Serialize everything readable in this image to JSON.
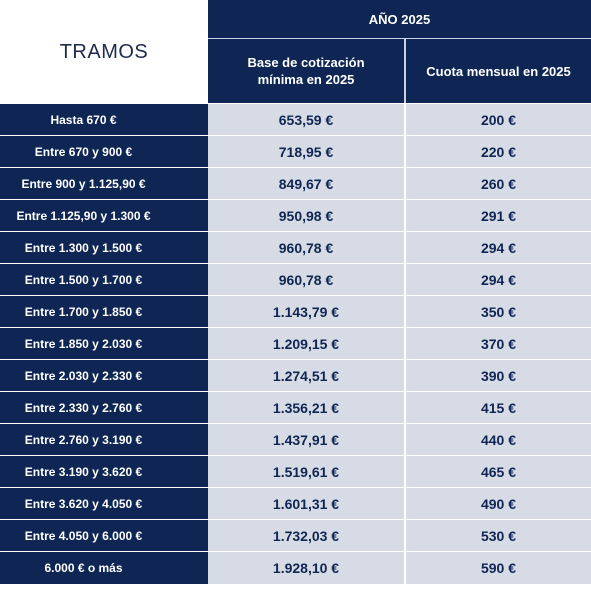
{
  "header": {
    "tramos_label": "TRAMOS",
    "year_label": "AÑO 2025",
    "col_base_label": "Base de cotización\nmínima en 2025",
    "col_cuota_label": "Cuota mensual en 2025"
  },
  "colors": {
    "navy": "#0f2655",
    "cell_bg": "#d6dbe5",
    "cell_text": "#102652"
  },
  "rows": [
    {
      "tramo": "Hasta 670 €",
      "base": "653,59 €",
      "cuota": "200 €"
    },
    {
      "tramo": "Entre 670 y 900 €",
      "base": "718,95 €",
      "cuota": "220 €"
    },
    {
      "tramo": "Entre 900 y 1.125,90 €",
      "base": "849,67 €",
      "cuota": "260 €"
    },
    {
      "tramo": "Entre 1.125,90 y 1.300 €",
      "base": "950,98 €",
      "cuota": "291 €"
    },
    {
      "tramo": "Entre 1.300 y 1.500 €",
      "base": "960,78 €",
      "cuota": "294 €"
    },
    {
      "tramo": "Entre 1.500 y 1.700 €",
      "base": "960,78 €",
      "cuota": "294 €"
    },
    {
      "tramo": "Entre 1.700 y 1.850 €",
      "base": "1.143,79 €",
      "cuota": "350 €"
    },
    {
      "tramo": "Entre 1.850 y 2.030 €",
      "base": "1.209,15 €",
      "cuota": "370 €"
    },
    {
      "tramo": "Entre 2.030 y 2.330 €",
      "base": "1.274,51 €",
      "cuota": "390 €"
    },
    {
      "tramo": "Entre 2.330 y 2.760 €",
      "base": "1.356,21 €",
      "cuota": "415 €"
    },
    {
      "tramo": "Entre 2.760 y 3.190 €",
      "base": "1.437,91 €",
      "cuota": "440 €"
    },
    {
      "tramo": "Entre 3.190 y 3.620 €",
      "base": "1.519,61 €",
      "cuota": "465 €"
    },
    {
      "tramo": "Entre 3.620 y 4.050 €",
      "base": "1.601,31 €",
      "cuota": "490 €"
    },
    {
      "tramo": "Entre 4.050 y 6.000 €",
      "base": "1.732,03 €",
      "cuota": "530 €"
    },
    {
      "tramo": "6.000 € o más",
      "base": "1.928,10 €",
      "cuota": "590 €"
    }
  ]
}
•••
Retype all entries exactly as they appear, dropping the images.

Serialize everything readable in this image to JSON.
{
  "header": {
    "tramos_label": "TRAMOS",
    "year_label": "AÑO 2025",
    "col_base_label": "Base de cotización\nmínima en 2025",
    "col_cuota_label": "Cuota mensual en 2025"
  },
  "colors": {
    "navy": "#0f2655",
    "cell_bg": "#d6dbe5",
    "cell_text": "#102652"
  },
  "rows": [
    {
      "tramo": "Hasta 670 €",
      "base": "653,59 €",
      "cuota": "200 €"
    },
    {
      "tramo": "Entre 670 y 900 €",
      "base": "718,95 €",
      "cuota": "220 €"
    },
    {
      "tramo": "Entre 900 y 1.125,90 €",
      "base": "849,67 €",
      "cuota": "260 €"
    },
    {
      "tramo": "Entre 1.125,90 y 1.300 €",
      "base": "950,98 €",
      "cuota": "291 €"
    },
    {
      "tramo": "Entre 1.300 y 1.500 €",
      "base": "960,78 €",
      "cuota": "294 €"
    },
    {
      "tramo": "Entre 1.500 y 1.700 €",
      "base": "960,78 €",
      "cuota": "294 €"
    },
    {
      "tramo": "Entre 1.700 y 1.850 €",
      "base": "1.143,79 €",
      "cuota": "350 €"
    },
    {
      "tramo": "Entre 1.850 y 2.030 €",
      "base": "1.209,15 €",
      "cuota": "370 €"
    },
    {
      "tramo": "Entre 2.030 y 2.330 €",
      "base": "1.274,51 €",
      "cuota": "390 €"
    },
    {
      "tramo": "Entre 2.330 y 2.760 €",
      "base": "1.356,21 €",
      "cuota": "415 €"
    },
    {
      "tramo": "Entre 2.760 y 3.190 €",
      "base": "1.437,91 €",
      "cuota": "440 €"
    },
    {
      "tramo": "Entre 3.190 y 3.620 €",
      "base": "1.519,61 €",
      "cuota": "465 €"
    },
    {
      "tramo": "Entre 3.620 y 4.050 €",
      "base": "1.601,31 €",
      "cuota": "490 €"
    },
    {
      "tramo": "Entre 4.050 y 6.000 €",
      "base": "1.732,03 €",
      "cuota": "530 €"
    },
    {
      "tramo": "6.000 € o más",
      "base": "1.928,10 €",
      "cuota": "590 €"
    }
  ]
}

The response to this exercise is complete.